───── Entries shown ─────
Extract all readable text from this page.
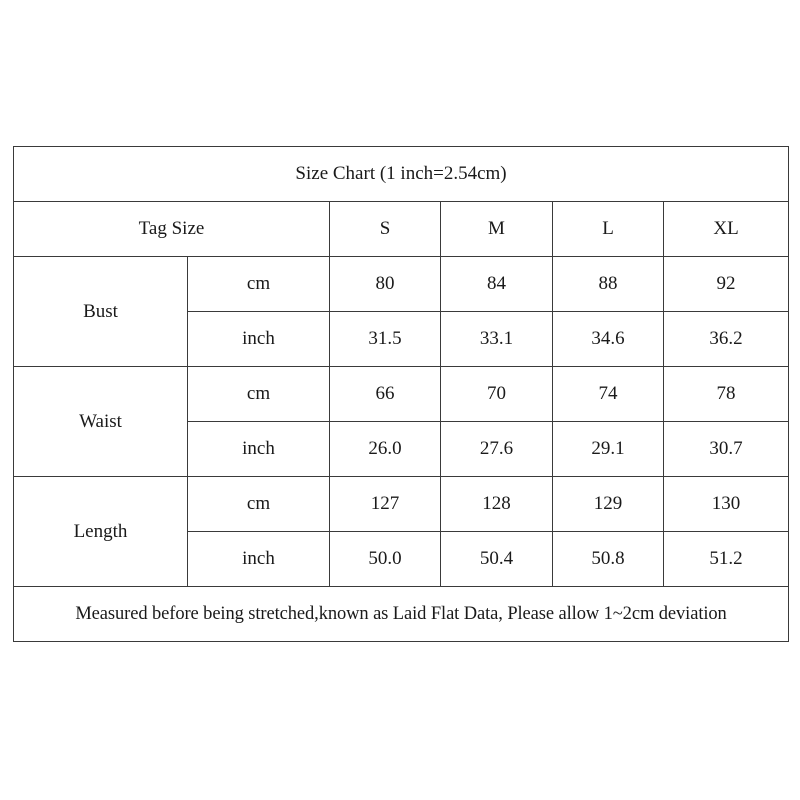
Size Chart (1 inch=2.54cm)					
Tag Size		S	M	L	XL
Bust	cm	80	84	88	92
	inch	31.5	33.1	34.6	36.2
Waist	cm	66	70	74	78
	inch	26.0	27.6	29.1	30.7
Length	cm	127	128	129	130
	inch	50.0	50.4	50.8	51.2
Measured before being stretched,known as Laid Flat Data, Please allow 1~2cm deviation					
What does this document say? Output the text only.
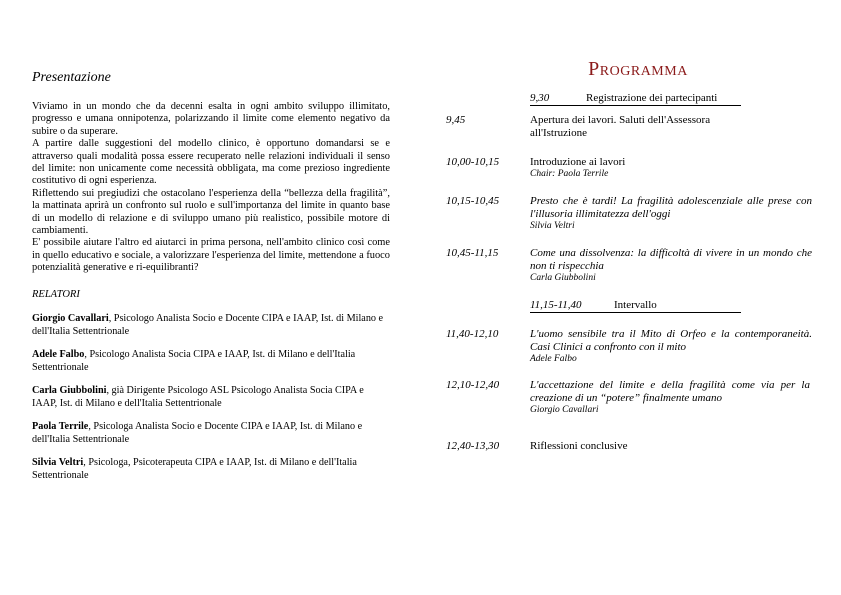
Presentazione

Viviamo in un mondo che da decenni esalta in ogni ambito sviluppo illimitato, progresso e umana onnipotenza, polarizzando il limite come elemento negativo da subire o da superare.

A partire dalle suggestioni del modello clinico, è opportuno domandarsi se e attraverso quali modalità possa essere recuperato nelle relazioni individuali il senso del limite: non unicamente come necessità obbligata, ma come prezioso ingrediente costitutivo di ogni esperienza.

Riflettendo sui pregiudizi che ostacolano l'esperienza della “bellezza della fragilità”, la mattinata aprirà un confronto sul ruolo e sull'importanza del limite in quanto base di un modello di relazione e di sviluppo umano più realistico, possibile motore di cambiamenti.

E' possibile aiutare l'altro ed aiutarci in prima persona, nell'ambito clinico così come in quello educativo e sociale, a valorizzare l'esperienza del limite, mettendone a fuoco potenzialità generative e ri-equilibranti?

RELATORI
Giorgio Cavallari, Psicologo Analista Socio e Docente CIPA e IAAP, Ist. di Milano e dell'Italia Settentrionale
Adele Falbo, Psicologo Analista Socia CIPA e IAAP, Ist. di Milano e dell'Italia Settentrionale
Carla Giubbolini, già Dirigente Psicologo ASL Psicologo Analista Socia CIPA e IAAP, Ist. di Milano e dell'Italia Settentrionale
Paola Terrile, Psicologa Analista Socio e Docente CIPA e IAAP, Ist. di Milano e dell'Italia Settentrionale
Silvia Veltri, Psicologa, Psicoterapeuta CIPA e IAAP, Ist. di Milano e dell'Italia Settentrionale
Programma
9,30	Registrazione dei partecipanti
9,45	Apertura dei lavori. Saluti dell'Assessora all'Istruzione
10,00-10,15	Introduzione ai lavori
Chair: Paola Terrile
10,15-10,45	Presto che è tardi! La fragilità adolescenziale alle prese con l'illusoria illimitatezza dell'oggi
Silvia Veltri
10,45-11,15	Come una dissolvenza: la difficoltà di vivere in un mondo che non ti rispecchia
Carla Giubbolini
11,15-11,40	Intervallo
11,40-12,10	L'uomo sensibile tra il Mito di Orfeo e la contemporaneità. Casi Clinici a confronto con il mito
Adele Falbo
12,10-12,40	L'accettazione del limite e della fragilità come via per la creazione di un “potere” finalmente umano
Giorgio Cavallari
12,40-13,30	Riflessioni conclusive
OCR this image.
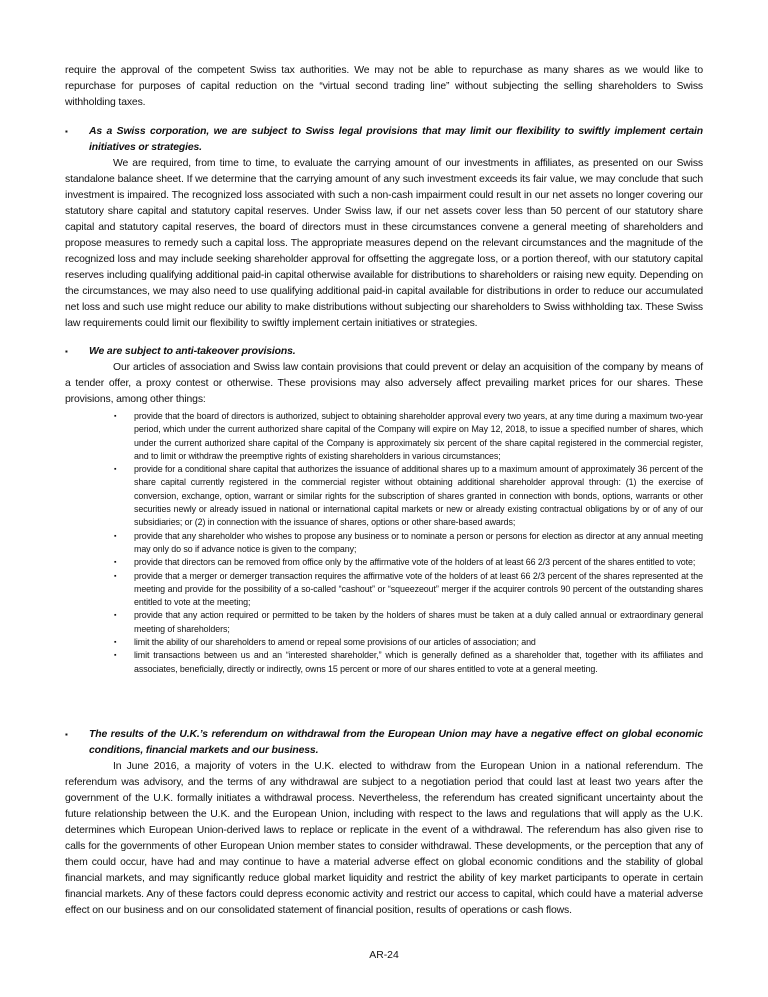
require the approval of the competent Swiss tax authorities. We may not be able to repurchase as many shares as we would like to repurchase for purposes of capital reduction on the “virtual second trading line” without subjecting the selling shareholders to Swiss withholding taxes.

▪ As a Swiss corporation, we are subject to Swiss legal provisions that may limit our flexibility to swiftly implement certain initiatives or strategies.

We are required, from time to time, to evaluate the carrying amount of our investments in affiliates, as presented on our Swiss standalone balance sheet. If we determine that the carrying amount of any such investment exceeds its fair value, we may conclude that such investment is impaired. The recognized loss associated with such a non-cash impairment could result in our net assets no longer covering our statutory share capital and statutory capital reserves. Under Swiss law, if our net assets cover less than 50 percent of our statutory share capital and statutory capital reserves, the board of directors must in these circumstances convene a general meeting of shareholders and propose measures to remedy such a capital loss. The appropriate measures depend on the relevant circumstances and the magnitude of the recognized loss and may include seeking shareholder approval for offsetting the aggregate loss, or a portion thereof, with our statutory capital reserves including qualifying additional paid-in capital otherwise available for distributions to shareholders or raising new equity. Depending on the circumstances, we may also need to use qualifying additional paid-in capital available for distributions in order to reduce our accumulated net loss and such use might reduce our ability to make distributions without subjecting our shareholders to Swiss withholding tax. These Swiss law requirements could limit our flexibility to swiftly implement certain initiatives or strategies.

▪ We are subject to anti-takeover provisions.

Our articles of association and Swiss law contain provisions that could prevent or delay an acquisition of the company by means of a tender offer, a proxy contest or otherwise. These provisions may also adversely affect prevailing market prices for our shares. These provisions, among other things:

▪ provide that the board of directors is authorized, subject to obtaining shareholder approval every two years, at any time during a maximum two-year period, which under the current authorized share capital of the Company will expire on May 12, 2018, to issue a specified number of shares, which under the current authorized share capital of the Company is approximately six percent of the share capital registered in the commercial register, and to limit or withdraw the preemptive rights of existing shareholders in various circumstances;
▪ provide for a conditional share capital that authorizes the issuance of additional shares up to a maximum amount of approximately 36 percent of the share capital currently registered in the commercial register without obtaining additional shareholder approval through: (1) the exercise of conversion, exchange, option, warrant or similar rights for the subscription of shares granted in connection with bonds, options, warrants or other securities newly or already issued in national or international capital markets or new or already existing contractual obligations by or of any of our subsidiaries; or (2) in connection with the issuance of shares, options or other share-based awards;
▪ provide that any shareholder who wishes to propose any business or to nominate a person or persons for election as director at any annual meeting may only do so if advance notice is given to the company;
▪ provide that directors can be removed from office only by the affirmative vote of the holders of at least 66 2/3 percent of the shares entitled to vote;
▪ provide that a merger or demerger transaction requires the affirmative vote of the holders of at least 66 2/3 percent of the shares represented at the meeting and provide for the possibility of a so-called “cashout” or “squeezeout” merger if the acquirer controls 90 percent of the outstanding shares entitled to vote at the meeting;
▪ provide that any action required or permitted to be taken by the holders of shares must be taken at a duly called annual or extraordinary general meeting of shareholders;
▪ limit the ability of our shareholders to amend or repeal some provisions of our articles of association; and
▪ limit transactions between us and an “interested shareholder,” which is generally defined as a shareholder that, together with its affiliates and associates, beneficially, directly or indirectly, owns 15 percent or more of our shares entitled to vote at a general meeting.
▪ The results of the U.K.’s referendum on withdrawal from the European Union may have a negative effect on global economic conditions, financial markets and our business.

In June 2016, a majority of voters in the U.K. elected to withdraw from the European Union in a national referendum. The referendum was advisory, and the terms of any withdrawal are subject to a negotiation period that could last at least two years after the government of the U.K. formally initiates a withdrawal process. Nevertheless, the referendum has created significant uncertainty about the future relationship between the U.K. and the European Union, including with respect to the laws and regulations that will apply as the U.K. determines which European Union-derived laws to replace or replicate in the event of a withdrawal. The referendum has also given rise to calls for the governments of other European Union member states to consider withdrawal. These developments, or the perception that any of them could occur, have had and may continue to have a material adverse effect on global economic conditions and the stability of global financial markets, and may significantly reduce global market liquidity and restrict the ability of key market participants to operate in certain financial markets. Any of these factors could depress economic activity and restrict our access to capital, which could have a material adverse effect on our business and on our consolidated statement of financial position, results of operations or cash flows.

AR-24
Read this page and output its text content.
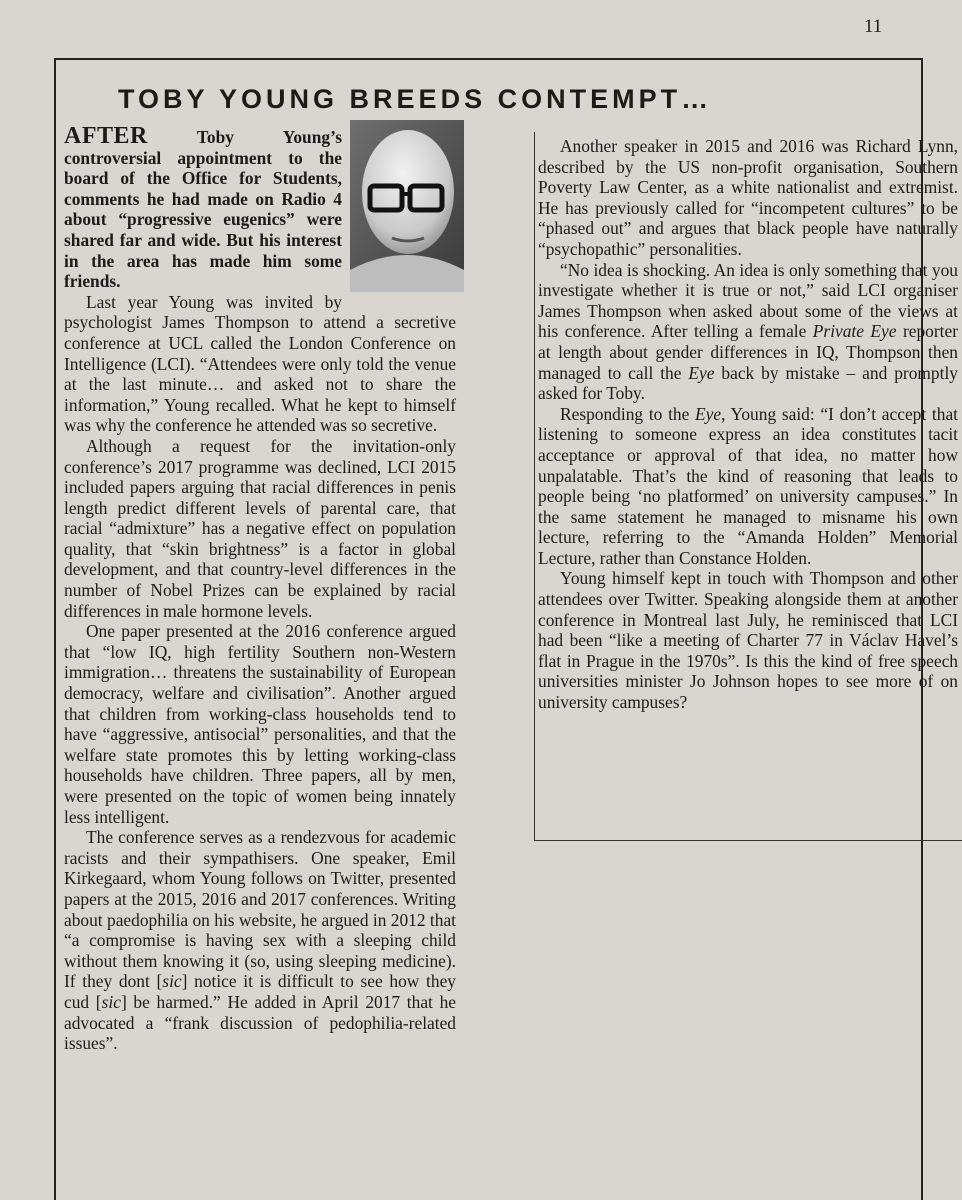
11
TOBY YOUNG BREEDS CONTEMPT…

AFTER Toby Young’s controversial appointment to the board of the Office for Students, comments he had made on Radio 4 about “progressive eugenics” were shared far and wide. But his interest in the area has made him some friends.

Last year Young was invited by psychologist James Thompson to attend a secretive conference at UCL called the London Conference on Intelligence (LCI). “Attendees were only told the venue at the last minute… and asked not to share the information,” Young recalled. What he kept to himself was why the conference he attended was so secretive.

Although a request for the invitation-only conference’s 2017 programme was declined, LCI 2015 included papers arguing that racial differences in penis length predict different levels of parental care, that racial “admixture” has a negative effect on population quality, that “skin brightness” is a factor in global development, and that country-level differences in the number of Nobel Prizes can be explained by racial differences in male hormone levels.

One paper presented at the 2016 conference argued that “low IQ, high fertility Southern non-Western immigration… threatens the sustainability of European democracy, welfare and civilisation”. Another argued that children from working-class households tend to have “aggressive, antisocial” personalities, and that the welfare state promotes this by letting working-class households have children. Three papers, all by men, were presented on the topic of women being innately less intelligent.

The conference serves as a rendezvous for academic racists and their sympathisers. One speaker, Emil Kirkegaard, whom Young follows on Twitter, presented papers at the 2015, 2016 and 2017 conferences. Writing about paedophilia on his website, he argued in 2012 that “a compromise is having sex with a sleeping child without them knowing it (so, using sleeping medicine). If they dont [sic] notice it is difficult to see how they cud [sic] be harmed.” He added in April 2017 that he advocated a “frank discussion of pedophilia-related issues”.

Another speaker in 2015 and 2016 was Richard Lynn, described by the US non-profit organisation, Southern Poverty Law Center, as a white nationalist and extremist. He has previously called for “incompetent cultures” to be “phased out” and argues that black people have naturally “psychopathic” personalities.

“No idea is shocking. An idea is only something that you investigate whether it is true or not,” said LCI organiser James Thompson when asked about some of the views at his conference. After telling a female Private Eye reporter at length about gender differences in IQ, Thompson then managed to call the Eye back by mistake – and promptly asked for Toby.

Responding to the Eye, Young said: “I don’t accept that listening to someone express an idea constitutes tacit acceptance or approval of that idea, no matter how unpalatable. That’s the kind of reasoning that leads to people being ‘no platformed’ on university campuses.” In the same statement he managed to misname his own lecture, referring to the “Amanda Holden” Memorial Lecture, rather than Constance Holden.

Young himself kept in touch with Thompson and other attendees over Twitter. Speaking alongside them at another conference in Montreal last July, he reminisced that LCI had been “like a meeting of Charter 77 in Václav Havel’s flat in Prague in the 1970s”. Is this the kind of free speech universities minister Jo Johnson hopes to see more of on university campuses?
─────
__Prompt__
Compute how many lines include the string "IAAP", then give that number by itself.

__Finished answer__
5